* Begin LISTED RECORDS *
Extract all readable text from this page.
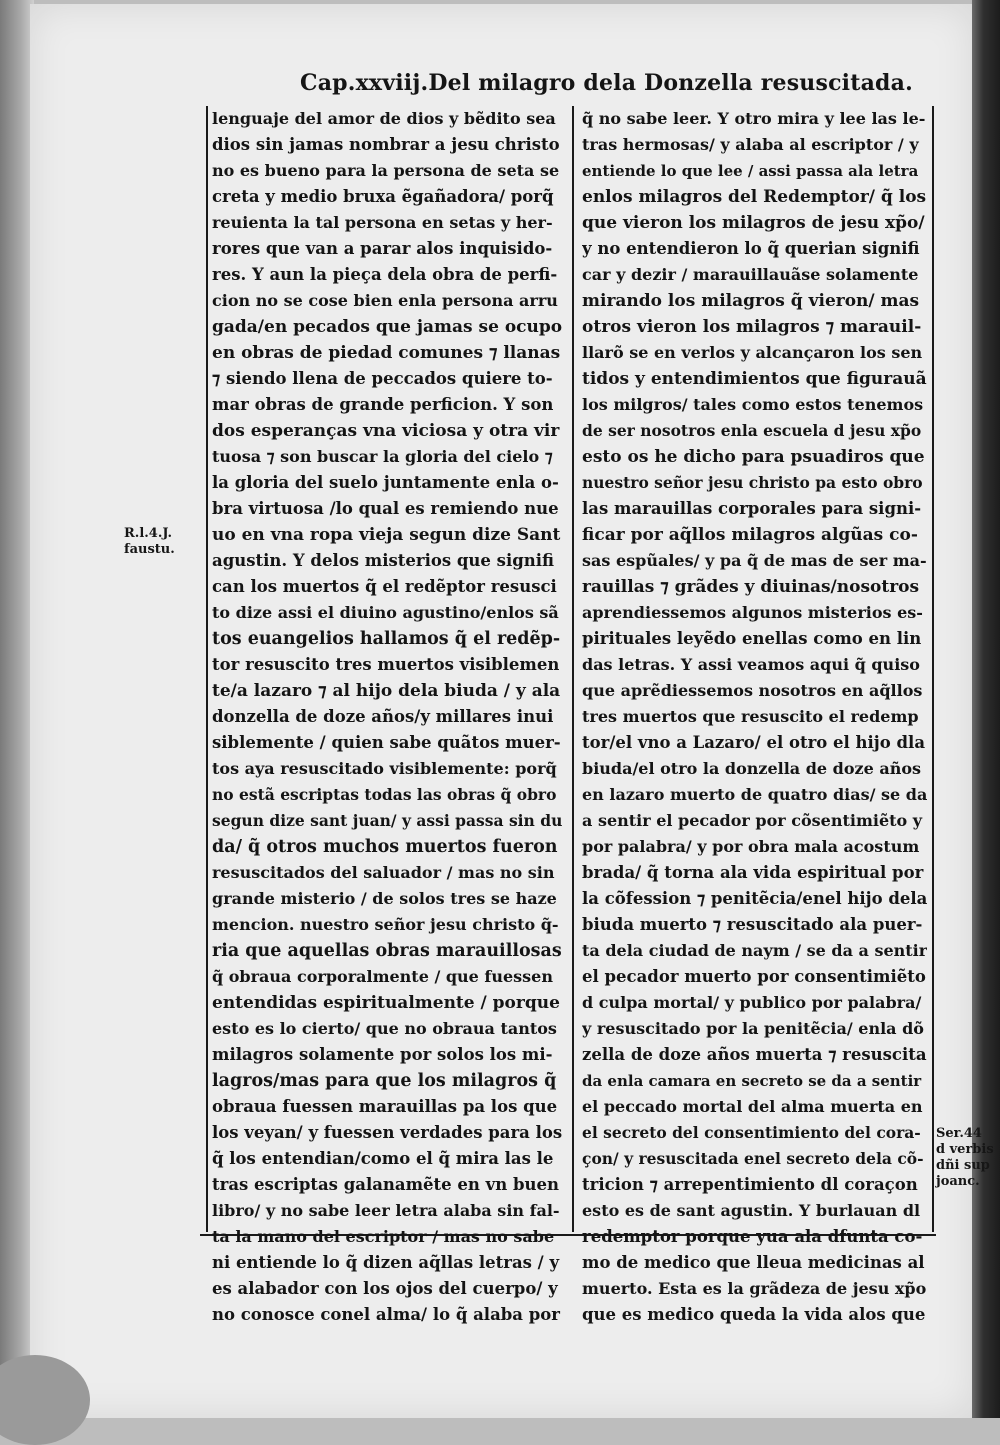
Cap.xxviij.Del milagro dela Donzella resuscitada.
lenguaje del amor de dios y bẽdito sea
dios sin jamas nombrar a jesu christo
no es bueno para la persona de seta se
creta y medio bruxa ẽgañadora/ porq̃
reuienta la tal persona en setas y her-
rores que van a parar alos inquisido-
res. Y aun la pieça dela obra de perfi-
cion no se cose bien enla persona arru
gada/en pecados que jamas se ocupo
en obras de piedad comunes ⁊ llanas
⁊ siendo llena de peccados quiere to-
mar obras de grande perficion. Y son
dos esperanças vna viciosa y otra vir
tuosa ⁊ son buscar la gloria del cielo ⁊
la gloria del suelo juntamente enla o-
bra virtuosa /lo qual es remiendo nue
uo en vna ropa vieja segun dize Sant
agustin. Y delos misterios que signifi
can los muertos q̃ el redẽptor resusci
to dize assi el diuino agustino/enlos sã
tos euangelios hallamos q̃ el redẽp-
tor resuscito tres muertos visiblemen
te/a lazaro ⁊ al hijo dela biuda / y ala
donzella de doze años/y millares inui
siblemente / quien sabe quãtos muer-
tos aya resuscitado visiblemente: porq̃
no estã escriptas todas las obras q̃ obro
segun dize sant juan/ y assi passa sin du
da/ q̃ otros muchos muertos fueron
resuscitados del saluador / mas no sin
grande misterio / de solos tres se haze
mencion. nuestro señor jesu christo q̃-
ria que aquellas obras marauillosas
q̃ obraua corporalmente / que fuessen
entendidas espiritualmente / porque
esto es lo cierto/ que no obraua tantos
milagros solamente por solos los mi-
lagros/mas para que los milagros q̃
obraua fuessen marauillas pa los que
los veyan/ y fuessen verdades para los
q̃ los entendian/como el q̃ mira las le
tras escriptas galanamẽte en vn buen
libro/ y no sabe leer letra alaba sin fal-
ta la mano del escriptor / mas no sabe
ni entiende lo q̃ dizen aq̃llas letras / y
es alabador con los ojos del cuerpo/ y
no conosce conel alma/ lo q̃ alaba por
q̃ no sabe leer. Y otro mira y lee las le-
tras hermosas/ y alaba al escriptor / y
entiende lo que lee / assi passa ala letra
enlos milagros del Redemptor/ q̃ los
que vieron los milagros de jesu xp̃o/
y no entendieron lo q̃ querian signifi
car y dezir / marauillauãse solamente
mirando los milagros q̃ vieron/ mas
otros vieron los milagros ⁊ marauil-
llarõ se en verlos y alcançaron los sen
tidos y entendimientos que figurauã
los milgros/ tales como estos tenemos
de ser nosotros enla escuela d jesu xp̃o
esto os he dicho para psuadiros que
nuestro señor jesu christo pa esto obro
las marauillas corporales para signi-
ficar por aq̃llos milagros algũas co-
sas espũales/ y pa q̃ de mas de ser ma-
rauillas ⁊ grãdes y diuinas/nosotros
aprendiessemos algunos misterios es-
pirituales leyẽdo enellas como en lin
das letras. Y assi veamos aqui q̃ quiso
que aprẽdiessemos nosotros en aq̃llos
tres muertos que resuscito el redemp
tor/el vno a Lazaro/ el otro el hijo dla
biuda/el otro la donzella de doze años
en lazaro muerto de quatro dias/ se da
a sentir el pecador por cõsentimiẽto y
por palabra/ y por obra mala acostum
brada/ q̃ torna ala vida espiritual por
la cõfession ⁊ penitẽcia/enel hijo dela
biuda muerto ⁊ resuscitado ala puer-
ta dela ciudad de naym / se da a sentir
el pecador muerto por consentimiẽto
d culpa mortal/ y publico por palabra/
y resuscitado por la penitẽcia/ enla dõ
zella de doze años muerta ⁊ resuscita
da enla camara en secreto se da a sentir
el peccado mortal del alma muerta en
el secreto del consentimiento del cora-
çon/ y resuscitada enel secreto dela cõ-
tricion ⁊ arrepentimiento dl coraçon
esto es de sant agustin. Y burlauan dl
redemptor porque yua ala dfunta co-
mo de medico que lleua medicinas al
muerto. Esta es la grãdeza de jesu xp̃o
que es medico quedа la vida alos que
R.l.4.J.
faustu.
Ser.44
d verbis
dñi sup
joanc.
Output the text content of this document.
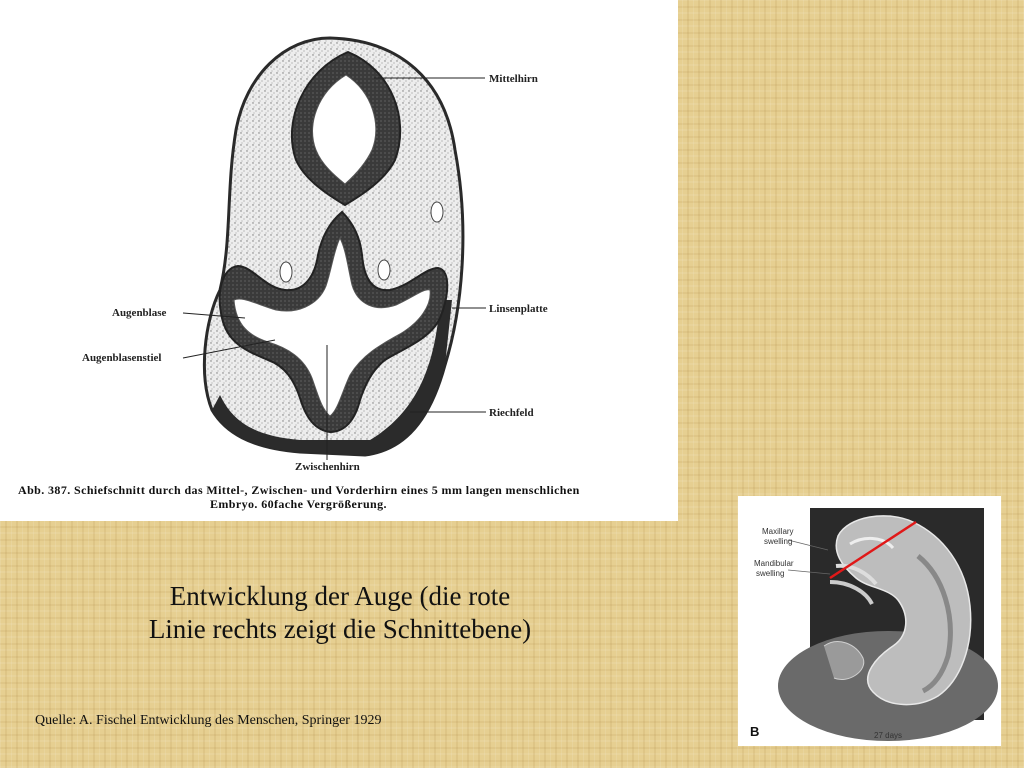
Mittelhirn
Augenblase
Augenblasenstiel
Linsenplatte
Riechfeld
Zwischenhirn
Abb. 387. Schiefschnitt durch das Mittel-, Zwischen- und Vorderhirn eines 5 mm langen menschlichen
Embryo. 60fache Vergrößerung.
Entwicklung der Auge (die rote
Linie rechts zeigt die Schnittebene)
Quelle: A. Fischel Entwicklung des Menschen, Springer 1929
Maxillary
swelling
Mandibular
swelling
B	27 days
* End LISTED RECORDS *
◆ GOAL
All entries must be written out again exactly as given, with no pictures in the copy.

◆ PROBLEM SOLUTION
Extract all readable text from this page.
Cap.xxviij.Del milagro dela Donzella resuscitada.
lenguaje del amor de dios y bẽdito sea
dios sin jamas nombrar a jesu christo
no es bueno para la persona de seta se
creta y medio bruxa ẽgañadora/ porq̃
reuienta la tal persona en setas y her-
rores que van a parar alos inquisido-
res. Y aun la pieça dela obra de perfi-
cion no se cose bien enla persona arru
gada/en pecados que jamas se ocupo
en obras de piedad comunes ⁊ llanas
⁊ siendo llena de peccados quiere to-
mar obras de grande perficion. Y son
dos esperanças vna viciosa y otra vir
tuosa ⁊ son buscar la gloria del cielo ⁊
la gloria del suelo juntamente enla o-
bra virtuosa /lo qual es remiendo nue
uo en vna ropa vieja segun dize Sant
agustin. Y delos misterios que signifi
can los muertos q̃ el redẽptor resusci
to dize assi el diuino agustino/enlos sã
tos euangelios hallamos q̃ el redẽp-
tor resuscito tres muertos visiblemen
te/a lazaro ⁊ al hijo dela biuda / y ala
donzella de doze años/y millares inui
siblemente / quien sabe quãtos muer-
tos aya resuscitado visiblemente: porq̃
no estã escriptas todas las obras q̃ obro
segun dize sant juan/ y assi passa sin du
da/ q̃ otros muchos muertos fueron
resuscitados del saluador / mas no sin
grande misterio / de solos tres se haze
mencion. nuestro señor jesu christo q̃-
ria que aquellas obras marauillosas
q̃ obraua corporalmente / que fuessen
entendidas espiritualmente / porque
esto es lo cierto/ que no obraua tantos
milagros solamente por solos los mi-
lagros/mas para que los milagros q̃
obraua fuessen marauillas pa los que
los veyan/ y fuessen verdades para los
q̃ los entendian/como el q̃ mira las le
tras escriptas galanamẽte en vn buen
libro/ y no sabe leer letra alaba sin fal-
ta la mano del escriptor / mas no sabe
ni entiende lo q̃ dizen aq̃llas letras / y
es alabador con los ojos del cuerpo/ y
no conosce conel alma/ lo q̃ alaba por
q̃ no sabe leer. Y otro mira y lee las le-
tras hermosas/ y alaba al escriptor / y
entiende lo que lee / assi passa ala letra
enlos milagros del Redemptor/ q̃ los
que vieron los milagros de jesu xp̃o/
y no entendieron lo q̃ querian signifi
car y dezir / marauillauãse solamente
mirando los milagros q̃ vieron/ mas
otros vieron los milagros ⁊ marauil-
llarõ se en verlos y alcançaron los sen
tidos y entendimientos que figurauã
los milgros/ tales como estos tenemos
de ser nosotros enla escuela d jesu xp̃o
esto os he dicho para psuadiros que
nuestro señor jesu christo pa esto obro
las marauillas corporales para signi-
ficar por aq̃llos milagros algũas co-
sas espũales/ y pa q̃ de mas de ser ma-
rauillas ⁊ grãdes y diuinas/nosotros
aprendiessemos algunos misterios es-
pirituales leyẽdo enellas como en lin
das letras. Y assi veamos aqui q̃ quiso
que aprẽdiessemos nosotros en aq̃llos
tres muertos que resuscito el redemp
tor/el vno a Lazaro/ el otro el hijo dla
biuda/el otro la donzella de doze años
en lazaro muerto de quatro dias/ se da
a sentir el pecador por cõsentimiẽto y
por palabra/ y por obra mala acostum
brada/ q̃ torna ala vida espiritual por
la cõfession ⁊ penitẽcia/enel hijo dela
biuda muerto ⁊ resuscitado ala puer-
ta dela ciudad de naym / se da a sentir
el pecador muerto por consentimiẽto
d culpa mortal/ y publico por palabra/
y resuscitado por la penitẽcia/ enla dõ
zella de doze años muerta ⁊ resuscita
da enla camara en secreto se da a sentir
el peccado mortal del alma muerta en
el secreto del consentimiento del cora-
çon/ y resuscitada enel secreto dela cõ-
tricion ⁊ arrepentimiento dl coraçon
esto es de sant agustin. Y burlauan dl
redemptor porque yua ala dfunta co-
mo de medico que lleua medicinas al
muerto. Esta es la grãdeza de jesu xp̃o
que es medico quedа la vida alos que
R.l.4.J.
faustu.
Ser.44
d verbis
dñi sup
joanc.
Output the text content of this document.
Mittelhirn
Augenblase
Augenblasenstiel
Linsenplatte
Riechfeld
Zwischenhirn
Abb. 387. Schiefschnitt durch das Mittel-, Zwischen- und Vorderhirn eines 5 mm langen menschlichen
Embryo. 60fache Vergrößerung.
Entwicklung der Auge (die rote
Linie rechts zeigt die Schnittebene)
Quelle: A. Fischel Entwicklung des Menschen, Springer 1929
Maxillary
swelling
Mandibular
swelling
B	27 days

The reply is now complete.